HOW TO COMPLETE THIS TASK
A word-for-word transcription of all the data is required.

Recorded data
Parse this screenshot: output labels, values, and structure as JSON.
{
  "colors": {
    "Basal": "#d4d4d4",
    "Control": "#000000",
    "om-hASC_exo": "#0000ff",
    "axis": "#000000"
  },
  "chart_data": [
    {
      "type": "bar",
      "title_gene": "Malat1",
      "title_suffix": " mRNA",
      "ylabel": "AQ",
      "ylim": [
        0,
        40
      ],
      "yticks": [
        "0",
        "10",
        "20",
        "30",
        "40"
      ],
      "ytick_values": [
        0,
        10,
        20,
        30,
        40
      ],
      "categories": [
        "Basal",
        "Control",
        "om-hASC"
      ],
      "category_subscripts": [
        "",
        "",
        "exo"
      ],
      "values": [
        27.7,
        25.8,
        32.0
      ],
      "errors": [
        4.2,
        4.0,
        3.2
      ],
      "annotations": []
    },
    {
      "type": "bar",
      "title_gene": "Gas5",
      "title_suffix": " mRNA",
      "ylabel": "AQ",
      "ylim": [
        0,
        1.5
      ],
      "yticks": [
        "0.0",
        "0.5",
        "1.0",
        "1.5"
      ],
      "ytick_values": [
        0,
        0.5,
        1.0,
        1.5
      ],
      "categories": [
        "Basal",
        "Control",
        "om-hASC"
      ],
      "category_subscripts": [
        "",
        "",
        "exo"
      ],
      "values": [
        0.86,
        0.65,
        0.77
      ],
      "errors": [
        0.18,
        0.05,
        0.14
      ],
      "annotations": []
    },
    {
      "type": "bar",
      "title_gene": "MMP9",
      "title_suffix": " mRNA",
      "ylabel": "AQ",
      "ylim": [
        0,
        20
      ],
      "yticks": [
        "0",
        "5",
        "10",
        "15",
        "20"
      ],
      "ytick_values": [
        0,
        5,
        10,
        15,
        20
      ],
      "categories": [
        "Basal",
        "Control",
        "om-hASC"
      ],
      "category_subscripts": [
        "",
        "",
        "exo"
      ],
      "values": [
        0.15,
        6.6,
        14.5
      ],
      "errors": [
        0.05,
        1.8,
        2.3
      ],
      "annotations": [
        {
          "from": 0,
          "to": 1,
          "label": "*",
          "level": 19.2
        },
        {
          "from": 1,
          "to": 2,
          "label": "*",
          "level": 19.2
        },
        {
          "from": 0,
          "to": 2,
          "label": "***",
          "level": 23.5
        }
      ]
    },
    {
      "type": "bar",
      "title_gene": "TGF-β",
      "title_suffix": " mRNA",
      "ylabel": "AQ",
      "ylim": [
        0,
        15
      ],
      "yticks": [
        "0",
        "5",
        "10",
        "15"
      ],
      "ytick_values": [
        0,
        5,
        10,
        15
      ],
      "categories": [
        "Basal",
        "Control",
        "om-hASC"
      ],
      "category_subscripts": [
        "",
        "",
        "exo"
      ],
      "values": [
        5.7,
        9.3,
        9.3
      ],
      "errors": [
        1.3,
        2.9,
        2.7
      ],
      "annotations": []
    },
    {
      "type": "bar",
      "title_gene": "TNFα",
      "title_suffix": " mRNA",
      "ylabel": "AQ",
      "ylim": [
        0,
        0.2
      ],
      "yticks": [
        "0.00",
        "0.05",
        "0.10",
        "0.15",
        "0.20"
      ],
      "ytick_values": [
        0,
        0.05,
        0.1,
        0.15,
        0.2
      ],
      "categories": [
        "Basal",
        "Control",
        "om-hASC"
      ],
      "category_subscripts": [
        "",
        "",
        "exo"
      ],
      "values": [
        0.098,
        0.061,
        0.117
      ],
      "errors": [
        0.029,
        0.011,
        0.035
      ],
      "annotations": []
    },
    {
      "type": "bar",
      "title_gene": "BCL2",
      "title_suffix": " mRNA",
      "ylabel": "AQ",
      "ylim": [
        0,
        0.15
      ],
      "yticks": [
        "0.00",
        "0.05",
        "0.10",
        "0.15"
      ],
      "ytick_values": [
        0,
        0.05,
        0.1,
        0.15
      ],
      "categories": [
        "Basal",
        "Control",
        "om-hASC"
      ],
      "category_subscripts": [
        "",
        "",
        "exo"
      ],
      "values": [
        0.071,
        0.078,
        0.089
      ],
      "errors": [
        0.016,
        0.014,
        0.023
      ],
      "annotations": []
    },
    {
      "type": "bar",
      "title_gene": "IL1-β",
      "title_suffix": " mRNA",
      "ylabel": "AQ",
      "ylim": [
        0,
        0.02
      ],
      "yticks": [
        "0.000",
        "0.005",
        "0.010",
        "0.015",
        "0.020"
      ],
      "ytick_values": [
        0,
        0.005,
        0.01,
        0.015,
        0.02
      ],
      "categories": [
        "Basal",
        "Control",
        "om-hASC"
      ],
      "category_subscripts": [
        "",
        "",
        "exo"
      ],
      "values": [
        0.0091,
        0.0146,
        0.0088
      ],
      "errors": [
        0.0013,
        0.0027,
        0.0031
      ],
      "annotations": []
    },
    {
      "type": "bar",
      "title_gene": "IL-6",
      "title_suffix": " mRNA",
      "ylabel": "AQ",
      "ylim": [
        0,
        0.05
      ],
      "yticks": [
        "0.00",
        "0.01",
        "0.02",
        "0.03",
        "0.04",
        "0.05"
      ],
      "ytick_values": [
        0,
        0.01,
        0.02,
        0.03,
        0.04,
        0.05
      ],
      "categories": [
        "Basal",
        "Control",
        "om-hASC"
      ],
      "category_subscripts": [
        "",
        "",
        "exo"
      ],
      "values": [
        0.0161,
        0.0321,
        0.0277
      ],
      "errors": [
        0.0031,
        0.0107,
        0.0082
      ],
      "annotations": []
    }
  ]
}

RESPONSE AREA
Parse this screenshot: output labels, values, and structure as JSON.
{
  "colors": {
    "Basal": "#d4d4d4",
    "Control": "#000000",
    "om-hASC_exo": "#0000ff",
    "axis": "#000000"
  },
  "chart_data": [
    {
      "type": "bar",
      "title_gene": "Malat1",
      "title_suffix": " mRNA",
      "ylabel": "AQ",
      "ylim": [
        0,
        40
      ],
      "yticks": [
        "0",
        "10",
        "20",
        "30",
        "40"
      ],
      "ytick_values": [
        0,
        10,
        20,
        30,
        40
      ],
      "categories": [
        "Basal",
        "Control",
        "om-hASC"
      ],
      "category_subscripts": [
        "",
        "",
        "exo"
      ],
      "values": [
        27.7,
        25.8,
        32.0
      ],
      "errors": [
        4.2,
        4.0,
        3.2
      ],
      "annotations": []
    },
    {
      "type": "bar",
      "title_gene": "Gas5",
      "title_suffix": " mRNA",
      "ylabel": "AQ",
      "ylim": [
        0,
        1.5
      ],
      "yticks": [
        "0.0",
        "0.5",
        "1.0",
        "1.5"
      ],
      "ytick_values": [
        0,
        0.5,
        1.0,
        1.5
      ],
      "categories": [
        "Basal",
        "Control",
        "om-hASC"
      ],
      "category_subscripts": [
        "",
        "",
        "exo"
      ],
      "values": [
        0.86,
        0.65,
        0.77
      ],
      "errors": [
        0.18,
        0.05,
        0.14
      ],
      "annotations": []
    },
    {
      "type": "bar",
      "title_gene": "MMP9",
      "title_suffix": " mRNA",
      "ylabel": "AQ",
      "ylim": [
        0,
        20
      ],
      "yticks": [
        "0",
        "5",
        "10",
        "15",
        "20"
      ],
      "ytick_values": [
        0,
        5,
        10,
        15,
        20
      ],
      "categories": [
        "Basal",
        "Control",
        "om-hASC"
      ],
      "category_subscripts": [
        "",
        "",
        "exo"
      ],
      "values": [
        0.15,
        6.6,
        14.5
      ],
      "errors": [
        0.05,
        1.8,
        2.3
      ],
      "annotations": [
        {
          "from": 0,
          "to": 1,
          "label": "*",
          "level": 19.2
        },
        {
          "from": 1,
          "to": 2,
          "label": "*",
          "level": 19.2
        },
        {
          "from": 0,
          "to": 2,
          "label": "***",
          "level": 23.5
        }
      ]
    },
    {
      "type": "bar",
      "title_gene": "TGF-β",
      "title_suffix": " mRNA",
      "ylabel": "AQ",
      "ylim": [
        0,
        15
      ],
      "yticks": [
        "0",
        "5",
        "10",
        "15"
      ],
      "ytick_values": [
        0,
        5,
        10,
        15
      ],
      "categories": [
        "Basal",
        "Control",
        "om-hASC"
      ],
      "category_subscripts": [
        "",
        "",
        "exo"
      ],
      "values": [
        5.7,
        9.3,
        9.3
      ],
      "errors": [
        1.3,
        2.9,
        2.7
      ],
      "annotations": []
    },
    {
      "type": "bar",
      "title_gene": "TNFα",
      "title_suffix": " mRNA",
      "ylabel": "AQ",
      "ylim": [
        0,
        0.2
      ],
      "yticks": [
        "0.00",
        "0.05",
        "0.10",
        "0.15",
        "0.20"
      ],
      "ytick_values": [
        0,
        0.05,
        0.1,
        0.15,
        0.2
      ],
      "categories": [
        "Basal",
        "Control",
        "om-hASC"
      ],
      "category_subscripts": [
        "",
        "",
        "exo"
      ],
      "values": [
        0.098,
        0.061,
        0.117
      ],
      "errors": [
        0.029,
        0.011,
        0.035
      ],
      "annotations": []
    },
    {
      "type": "bar",
      "title_gene": "BCL2",
      "title_suffix": " mRNA",
      "ylabel": "AQ",
      "ylim": [
        0,
        0.15
      ],
      "yticks": [
        "0.00",
        "0.05",
        "0.10",
        "0.15"
      ],
      "ytick_values": [
        0,
        0.05,
        0.1,
        0.15
      ],
      "categories": [
        "Basal",
        "Control",
        "om-hASC"
      ],
      "category_subscripts": [
        "",
        "",
        "exo"
      ],
      "values": [
        0.071,
        0.078,
        0.089
      ],
      "errors": [
        0.016,
        0.014,
        0.023
      ],
      "annotations": []
    },
    {
      "type": "bar",
      "title_gene": "IL1-β",
      "title_suffix": " mRNA",
      "ylabel": "AQ",
      "ylim": [
        0,
        0.02
      ],
      "yticks": [
        "0.000",
        "0.005",
        "0.010",
        "0.015",
        "0.020"
      ],
      "ytick_values": [
        0,
        0.005,
        0.01,
        0.015,
        0.02
      ],
      "categories": [
        "Basal",
        "Control",
        "om-hASC"
      ],
      "category_subscripts": [
        "",
        "",
        "exo"
      ],
      "values": [
        0.0091,
        0.0146,
        0.0088
      ],
      "errors": [
        0.0013,
        0.0027,
        0.0031
      ],
      "annotations": []
    },
    {
      "type": "bar",
      "title_gene": "IL-6",
      "title_suffix": " mRNA",
      "ylabel": "AQ",
      "ylim": [
        0,
        0.05
      ],
      "yticks": [
        "0.00",
        "0.01",
        "0.02",
        "0.03",
        "0.04",
        "0.05"
      ],
      "ytick_values": [
        0,
        0.01,
        0.02,
        0.03,
        0.04,
        0.05
      ],
      "categories": [
        "Basal",
        "Control",
        "om-hASC"
      ],
      "category_subscripts": [
        "",
        "",
        "exo"
      ],
      "values": [
        0.0161,
        0.0321,
        0.0277
      ],
      "errors": [
        0.0031,
        0.0107,
        0.0082
      ],
      "annotations": []
    }
  ]
}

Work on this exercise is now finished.